> What is needed
Write out the listing below exactly, and omit any images you find in it.

(Collection entries)
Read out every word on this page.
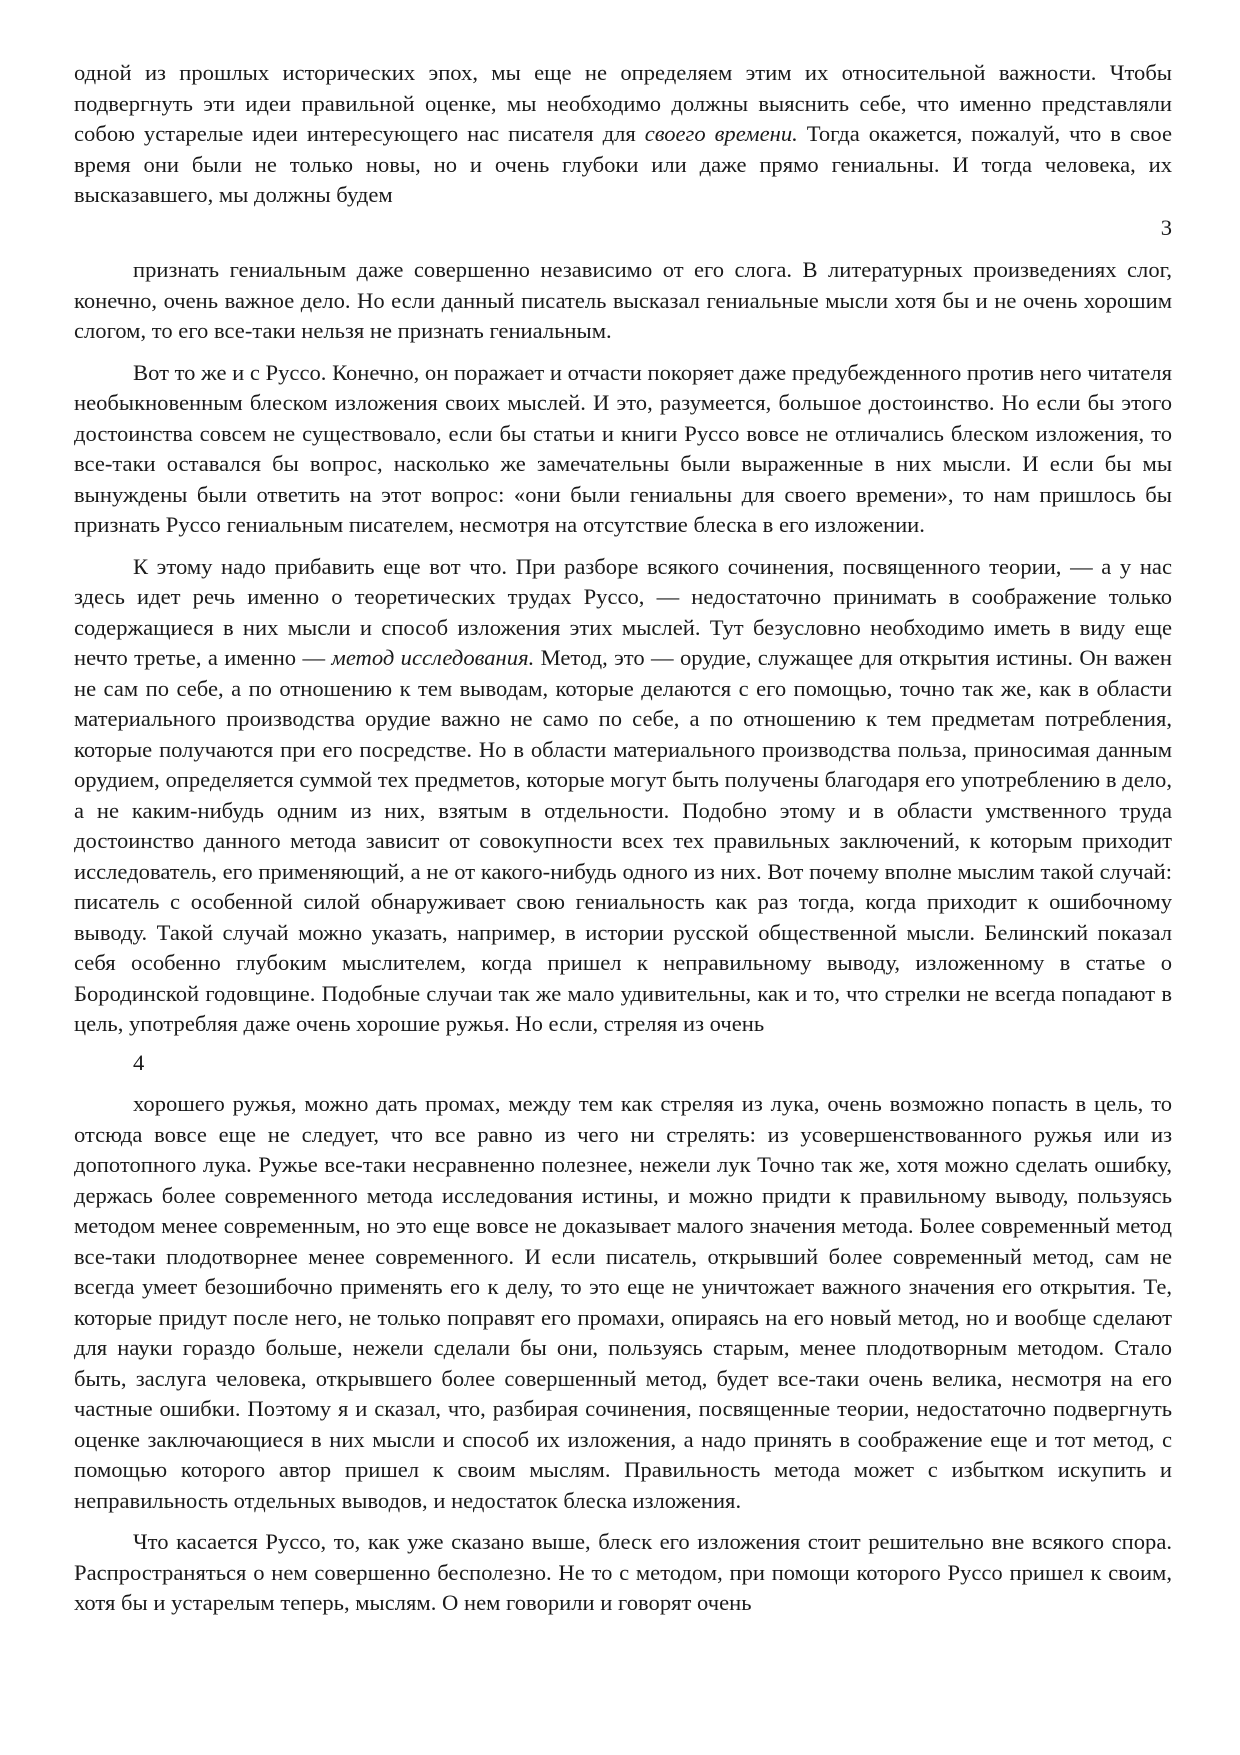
одной из прошлых исторических эпох, мы еще не определяем этим их относительной важности. Чтобы подвергнуть эти идеи правильной оценке, мы необходимо должны выяснить себе, что именно представляли собою устарелые идеи интересующего нас писателя для своего времени. Тогда окажется, пожалуй, что в свое время они были не только новы, но и очень глубоки или даже прямо гениальны. И тогда человека, их высказавшего, мы должны будем

3

признать гениальным даже совершенно независимо от его слога. В литературных произведениях слог, конечно, очень важное дело. Но если данный писатель высказал гениальные мысли хотя бы и не очень хорошим слогом, то его все-таки нельзя не признать гениальным.

Вот то же и с Руссо. Конечно, он поражает и отчасти покоряет даже предубежденного против него читателя необыкновенным блеском изложения своих мыслей. И это, разумеется, большое достоинство. Но если бы этого достоинства совсем не существовало, если бы статьи и книги Руссо вовсе не отличались блеском изложения, то все-таки оставался бы вопрос, насколько же замечательны были выраженные в них мысли. И если бы мы вынуждены были ответить на этот вопрос: «они были гениальны для своего времени», то нам пришлось бы признать Руссо гениальным писателем, несмотря на отсутствие блеска в его изложении.

К этому надо прибавить еще вот что. При разборе всякого сочинения, посвященного теории, — а у нас здесь идет речь именно о теоретических трудах Руссо, — недостаточно принимать в соображение только содержащиеся в них мысли и способ изложения этих мыслей. Тут безусловно необходимо иметь в виду еще нечто третье, а именно — метод исследования. Метод, это — орудие, служащее для открытия истины. Он важен не сам по себе, а по отношению к тем выводам, которые делаются с его помощью, точно так же, как в области материального производства орудие важно не само по себе, а по отношению к тем предметам потребления, которые получаются при его посредстве. Но в области материального производства польза, приносимая данным орудием, определяется суммой тех предметов, которые могут быть получены благодаря его употреблению в дело, а не каким-нибудь одним из них, взятым в отдельности. Подобно этому и в области умственного труда достоинство данного метода зависит от совокупности всех тех правильных заключений, к которым приходит исследователь, его применяющий, а не от какого-нибудь одного из них. Вот почему вполне мыслим такой случай: писатель с особенной силой обнаруживает свою гениальность как раз тогда, когда приходит к ошибочному выводу. Такой случай можно указать, например, в истории русской общественной мысли. Белинский показал себя особенно глубоким мыслителем, когда пришел к неправильному выводу, изложенному в статье о Бородинской годовщине. Подобные случаи так же мало удивительны, как и то, что стрелки не всегда попадают в цель, употребляя даже очень хорошие ружья. Но если, стреляя из очень

4

хорошего ружья, можно дать промах, между тем как стреляя из лука, очень возможно попасть в цель, то отсюда вовсе еще не следует, что все равно из чего ни стрелять: из усовершенствованного ружья или из допотопного лука. Ружье все-таки несравненно полезнее, нежели лук Точно так же, хотя можно сделать ошибку, держась более современного метода исследования истины, и можно придти к правильному выводу, пользуясь методом менее современным, но это еще вовсе не доказывает малого значения метода. Более современный метод все-таки плодотворнее менее современного. И если писатель, открывший более современный метод, сам не всегда умеет безошибочно применять его к делу, то это еще не уничтожает важного значения его открытия. Те, которые придут после него, не только поправят его промахи, опираясь на его новый метод, но и вообще сделают для науки гораздо больше, нежели сделали бы они, пользуясь старым, менее плодотворным методом. Стало быть, заслуга человека, открывшего более совершенный метод, будет все-таки очень велика, несмотря на его частные ошибки. Поэтому я и сказал, что, разбирая сочинения, посвященные теории, недостаточно подвергнуть оценке заключающиеся в них мысли и способ их изложения, а надо принять в соображение еще и тот метод, с помощью которого автор пришел к своим мыслям. Правильность метода может с избытком искупить и неправильность отдельных выводов, и недостаток блеска изложения.

Что касается Руссо, то, как уже сказано выше, блеск его изложения стоит решительно вне всякого спора. Распространяться о нем совершенно бесполезно. Не то с методом, при помощи которого Руссо пришел к своим, хотя бы и устарелым теперь, мыслям. О нем говорили и говорят очень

> Reply
Read out every word on this page.
одной из прошлых исторических эпох, мы еще не определяем этим их относительной важности. Чтобы подвергнуть эти идеи правильной оценке, мы необходимо должны выяснить себе, что именно представляли собою устарелые идеи интересующего нас писателя для своего времени. Тогда окажется, пожалуй, что в свое время они были не только новы, но и очень глубоки или даже прямо гениальны. И тогда человека, их высказавшего, мы должны будем

3

признать гениальным даже совершенно независимо от его слога. В литературных произведениях слог, конечно, очень важное дело. Но если данный писатель высказал гениальные мысли хотя бы и не очень хорошим слогом, то его все-таки нельзя не признать гениальным.

Вот то же и с Руссо. Конечно, он поражает и отчасти покоряет даже предубежденного против него читателя необыкновенным блеском изложения своих мыслей. И это, разумеется, большое достоинство. Но если бы этого достоинства совсем не существовало, если бы статьи и книги Руссо вовсе не отличались блеском изложения, то все-таки оставался бы вопрос, насколько же замечательны были выраженные в них мысли. И если бы мы вынуждены были ответить на этот вопрос: «они были гениальны для своего времени», то нам пришлось бы признать Руссо гениальным писателем, несмотря на отсутствие блеска в его изложении.

К этому надо прибавить еще вот что. При разборе всякого сочинения, посвященного теории, — а у нас здесь идет речь именно о теоретических трудах Руссо, — недостаточно принимать в соображение только содержащиеся в них мысли и способ изложения этих мыслей. Тут безусловно необходимо иметь в виду еще нечто третье, а именно — метод исследования. Метод, это — орудие, служащее для открытия истины. Он важен не сам по себе, а по отношению к тем выводам, которые делаются с его помощью, точно так же, как в области материального производства орудие важно не само по себе, а по отношению к тем предметам потребления, которые получаются при его посредстве. Но в области материального производства польза, приносимая данным орудием, определяется суммой тех предметов, которые могут быть получены благодаря его употреблению в дело, а не каким-нибудь одним из них, взятым в отдельности. Подобно этому и в области умственного труда достоинство данного метода зависит от совокупности всех тех правильных заключений, к которым приходит исследователь, его применяющий, а не от какого-нибудь одного из них. Вот почему вполне мыслим такой случай: писатель с особенной силой обнаруживает свою гениальность как раз тогда, когда приходит к ошибочному выводу. Такой случай можно указать, например, в истории русской общественной мысли. Белинский показал себя особенно глубоким мыслителем, когда пришел к неправильному выводу, изложенному в статье о Бородинской годовщине. Подобные случаи так же мало удивительны, как и то, что стрелки не всегда попадают в цель, употребляя даже очень хорошие ружья. Но если, стреляя из очень

4

хорошего ружья, можно дать промах, между тем как стреляя из лука, очень возможно попасть в цель, то отсюда вовсе еще не следует, что все равно из чего ни стрелять: из усовершенствованного ружья или из допотопного лука. Ружье все-таки несравненно полезнее, нежели лук Точно так же, хотя можно сделать ошибку, держась более современного метода исследования истины, и можно придти к правильному выводу, пользуясь методом менее современным, но это еще вовсе не доказывает малого значения метода. Более современный метод все-таки плодотворнее менее современного. И если писатель, открывший более современный метод, сам не всегда умеет безошибочно применять его к делу, то это еще не уничтожает важного значения его открытия. Те, которые придут после него, не только поправят его промахи, опираясь на его новый метод, но и вообще сделают для науки гораздо больше, нежели сделали бы они, пользуясь старым, менее плодотворным методом. Стало быть, заслуга человека, открывшего более совершенный метод, будет все-таки очень велика, несмотря на его частные ошибки. Поэтому я и сказал, что, разбирая сочинения, посвященные теории, недостаточно подвергнуть оценке заключающиеся в них мысли и способ их изложения, а надо принять в соображение еще и тот метод, с помощью которого автор пришел к своим мыслям. Правильность метода может с избытком искупить и неправильность отдельных выводов, и недостаток блеска изложения.

Что касается Руссо, то, как уже сказано выше, блеск его изложения стоит решительно вне всякого спора. Распространяться о нем совершенно бесполезно. Не то с методом, при помощи которого Руссо пришел к своим, хотя бы и устарелым теперь, мыслям. О нем говорили и говорят очень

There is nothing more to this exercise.